Goal: Please transcribe the lines of the material below, starting with the line that contains "Give bounding boxes" and going on through the line that contains "event-title-link[interactable]: アプリ バックグラウンド遷移". Copy only those lines, keeping every character as it appears.

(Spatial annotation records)
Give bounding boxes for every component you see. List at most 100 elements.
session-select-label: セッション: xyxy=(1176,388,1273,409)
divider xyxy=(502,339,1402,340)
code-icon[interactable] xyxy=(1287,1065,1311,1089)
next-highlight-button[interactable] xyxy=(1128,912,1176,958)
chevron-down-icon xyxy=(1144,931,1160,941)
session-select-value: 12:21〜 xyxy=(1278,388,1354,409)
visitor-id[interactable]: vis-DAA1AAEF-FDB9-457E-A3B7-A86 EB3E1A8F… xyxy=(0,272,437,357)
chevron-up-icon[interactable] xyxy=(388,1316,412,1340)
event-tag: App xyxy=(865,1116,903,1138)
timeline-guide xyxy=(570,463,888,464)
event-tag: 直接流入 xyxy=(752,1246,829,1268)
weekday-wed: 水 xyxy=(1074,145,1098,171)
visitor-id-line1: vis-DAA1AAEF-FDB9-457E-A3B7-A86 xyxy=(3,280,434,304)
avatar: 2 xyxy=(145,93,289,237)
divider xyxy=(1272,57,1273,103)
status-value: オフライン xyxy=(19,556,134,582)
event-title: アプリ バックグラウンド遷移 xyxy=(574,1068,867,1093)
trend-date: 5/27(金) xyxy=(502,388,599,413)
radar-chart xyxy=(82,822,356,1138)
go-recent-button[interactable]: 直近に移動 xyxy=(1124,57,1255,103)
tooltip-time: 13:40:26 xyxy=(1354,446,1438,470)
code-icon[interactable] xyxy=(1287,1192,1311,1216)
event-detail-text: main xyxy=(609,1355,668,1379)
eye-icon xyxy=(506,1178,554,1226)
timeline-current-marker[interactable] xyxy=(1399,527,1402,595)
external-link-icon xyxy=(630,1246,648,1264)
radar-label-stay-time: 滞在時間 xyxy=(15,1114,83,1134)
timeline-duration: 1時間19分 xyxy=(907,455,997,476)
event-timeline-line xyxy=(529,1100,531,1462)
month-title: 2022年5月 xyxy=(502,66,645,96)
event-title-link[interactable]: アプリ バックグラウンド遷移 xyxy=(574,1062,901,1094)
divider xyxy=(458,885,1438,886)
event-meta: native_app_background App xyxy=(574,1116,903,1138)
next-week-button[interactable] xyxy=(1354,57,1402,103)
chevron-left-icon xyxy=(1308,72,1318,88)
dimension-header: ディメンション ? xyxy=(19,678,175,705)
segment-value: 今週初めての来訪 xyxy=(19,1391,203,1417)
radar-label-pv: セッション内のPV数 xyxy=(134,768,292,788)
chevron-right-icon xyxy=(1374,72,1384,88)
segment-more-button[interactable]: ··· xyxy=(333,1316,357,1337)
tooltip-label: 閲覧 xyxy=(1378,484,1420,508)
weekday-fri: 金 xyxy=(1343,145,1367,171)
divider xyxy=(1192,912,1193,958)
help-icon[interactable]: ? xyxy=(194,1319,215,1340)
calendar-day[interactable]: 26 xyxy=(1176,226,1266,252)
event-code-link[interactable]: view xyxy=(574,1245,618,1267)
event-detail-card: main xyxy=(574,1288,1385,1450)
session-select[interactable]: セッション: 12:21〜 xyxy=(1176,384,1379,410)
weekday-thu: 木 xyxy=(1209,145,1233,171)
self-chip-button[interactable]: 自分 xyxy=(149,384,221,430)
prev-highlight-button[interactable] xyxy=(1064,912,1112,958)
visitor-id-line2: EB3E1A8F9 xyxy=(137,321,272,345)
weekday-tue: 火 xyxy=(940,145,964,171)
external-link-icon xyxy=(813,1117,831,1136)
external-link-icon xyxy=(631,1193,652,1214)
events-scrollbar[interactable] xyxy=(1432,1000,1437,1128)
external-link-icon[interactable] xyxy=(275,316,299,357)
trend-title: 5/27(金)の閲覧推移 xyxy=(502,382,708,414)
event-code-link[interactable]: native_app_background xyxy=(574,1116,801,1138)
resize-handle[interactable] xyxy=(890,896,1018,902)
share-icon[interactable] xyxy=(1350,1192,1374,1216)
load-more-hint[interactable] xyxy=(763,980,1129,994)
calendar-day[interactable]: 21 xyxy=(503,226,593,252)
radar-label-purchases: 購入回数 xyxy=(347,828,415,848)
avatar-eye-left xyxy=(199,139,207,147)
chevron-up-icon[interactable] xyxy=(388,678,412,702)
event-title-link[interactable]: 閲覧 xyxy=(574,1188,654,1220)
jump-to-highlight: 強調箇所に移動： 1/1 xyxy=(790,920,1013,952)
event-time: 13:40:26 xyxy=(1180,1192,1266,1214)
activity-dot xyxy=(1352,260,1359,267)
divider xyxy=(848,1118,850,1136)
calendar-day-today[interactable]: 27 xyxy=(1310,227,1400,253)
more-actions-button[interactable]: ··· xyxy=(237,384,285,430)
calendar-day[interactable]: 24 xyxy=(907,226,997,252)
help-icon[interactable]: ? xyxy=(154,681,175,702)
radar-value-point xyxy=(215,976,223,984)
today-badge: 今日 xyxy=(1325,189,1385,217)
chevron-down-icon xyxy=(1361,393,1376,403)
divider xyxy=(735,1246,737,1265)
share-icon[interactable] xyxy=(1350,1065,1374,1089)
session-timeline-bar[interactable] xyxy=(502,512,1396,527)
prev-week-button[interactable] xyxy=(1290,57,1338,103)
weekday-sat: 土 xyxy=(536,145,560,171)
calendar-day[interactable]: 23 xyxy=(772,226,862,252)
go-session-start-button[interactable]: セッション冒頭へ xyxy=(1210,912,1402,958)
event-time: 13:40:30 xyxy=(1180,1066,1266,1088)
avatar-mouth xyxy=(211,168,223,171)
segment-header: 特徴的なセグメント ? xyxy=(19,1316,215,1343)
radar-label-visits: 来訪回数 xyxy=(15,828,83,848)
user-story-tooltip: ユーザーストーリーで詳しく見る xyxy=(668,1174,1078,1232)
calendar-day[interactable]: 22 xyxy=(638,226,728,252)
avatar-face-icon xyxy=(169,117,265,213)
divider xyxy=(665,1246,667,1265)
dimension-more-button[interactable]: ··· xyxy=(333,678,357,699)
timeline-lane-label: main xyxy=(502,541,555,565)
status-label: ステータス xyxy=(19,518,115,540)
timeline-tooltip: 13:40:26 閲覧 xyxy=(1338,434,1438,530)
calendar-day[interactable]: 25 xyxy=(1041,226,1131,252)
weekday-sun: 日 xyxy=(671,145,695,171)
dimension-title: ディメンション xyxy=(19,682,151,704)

...

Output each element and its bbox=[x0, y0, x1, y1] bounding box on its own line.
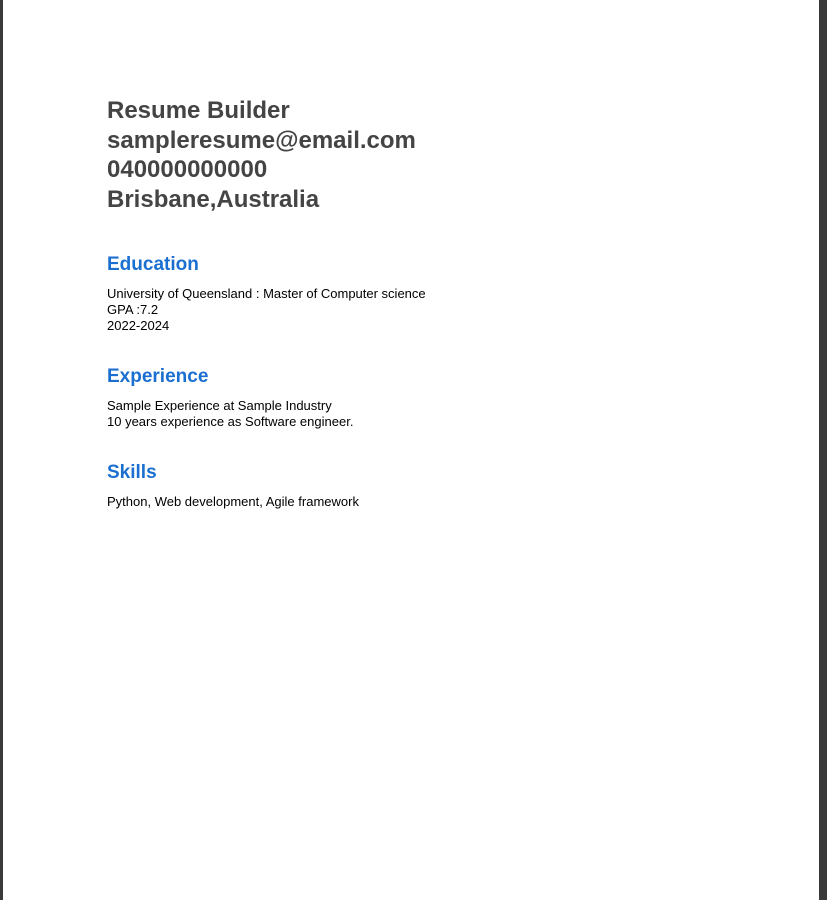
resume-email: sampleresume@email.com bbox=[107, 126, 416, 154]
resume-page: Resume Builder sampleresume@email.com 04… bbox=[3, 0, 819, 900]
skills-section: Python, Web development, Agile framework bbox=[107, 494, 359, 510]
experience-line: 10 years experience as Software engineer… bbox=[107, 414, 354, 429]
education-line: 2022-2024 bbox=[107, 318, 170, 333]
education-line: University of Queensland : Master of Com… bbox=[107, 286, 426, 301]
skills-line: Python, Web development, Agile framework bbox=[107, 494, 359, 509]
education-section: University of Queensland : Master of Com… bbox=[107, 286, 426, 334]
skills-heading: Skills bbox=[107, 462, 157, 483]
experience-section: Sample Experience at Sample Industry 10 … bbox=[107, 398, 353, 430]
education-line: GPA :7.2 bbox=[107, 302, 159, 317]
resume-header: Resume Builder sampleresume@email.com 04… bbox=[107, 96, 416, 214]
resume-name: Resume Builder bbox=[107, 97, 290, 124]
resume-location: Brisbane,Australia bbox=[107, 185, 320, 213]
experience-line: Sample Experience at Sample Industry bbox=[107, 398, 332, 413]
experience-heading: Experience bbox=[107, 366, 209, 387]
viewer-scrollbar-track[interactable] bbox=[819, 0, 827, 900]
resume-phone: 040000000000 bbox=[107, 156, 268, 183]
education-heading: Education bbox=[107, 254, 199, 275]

Solution to this task:
Give bounding boxes for every component you see. List at most 100 elements.
session-select-label: セッション: xyxy=(1176,388,1273,409)
divider xyxy=(502,339,1402,340)
code-icon[interactable] xyxy=(1287,1065,1311,1089)
next-highlight-button[interactable] xyxy=(1128,912,1176,958)
chevron-down-icon xyxy=(1144,931,1160,941)
session-select-value: 12:21〜 xyxy=(1278,388,1354,409)
visitor-id[interactable]: vis-DAA1AAEF-FDB9-457E-A3B7-A86 EB3E1A8F… xyxy=(0,272,437,357)
chevron-up-icon[interactable] xyxy=(388,1316,412,1340)
event-tag: App xyxy=(865,1116,903,1138)
timeline-guide xyxy=(570,463,888,464)
event-tag: 直接流入 xyxy=(752,1246,829,1268)
weekday-wed: 水 xyxy=(1074,145,1098,171)
visitor-id-line1: vis-DAA1AAEF-FDB9-457E-A3B7-A86 xyxy=(3,280,434,304)
avatar: 2 xyxy=(145,93,289,237)
divider xyxy=(1272,57,1273,103)
status-value: オフライン xyxy=(19,556,134,582)
event-title: アプリ バックグラウンド遷移 xyxy=(574,1068,867,1093)
trend-date: 5/27(金) xyxy=(502,388,599,413)
radar-chart xyxy=(82,822,356,1138)
go-recent-button[interactable]: 直近に移動 xyxy=(1124,57,1255,103)
tooltip-time: 13:40:26 xyxy=(1354,446,1438,470)
code-icon[interactable] xyxy=(1287,1192,1311,1216)
event-detail-text: main xyxy=(609,1355,668,1379)
eye-icon xyxy=(506,1178,554,1226)
timeline-current-marker[interactable] xyxy=(1399,527,1402,595)
external-link-icon xyxy=(630,1246,648,1264)
radar-label-stay-time: 滞在時間 xyxy=(15,1114,83,1134)
timeline-duration: 1時間19分 xyxy=(907,455,997,476)
event-timeline-line xyxy=(529,1100,531,1462)
month-title: 2022年5月 xyxy=(502,66,645,96)
event-title-link[interactable]: アプリ バックグラウンド遷移 xyxy=(574,1062,901,1094)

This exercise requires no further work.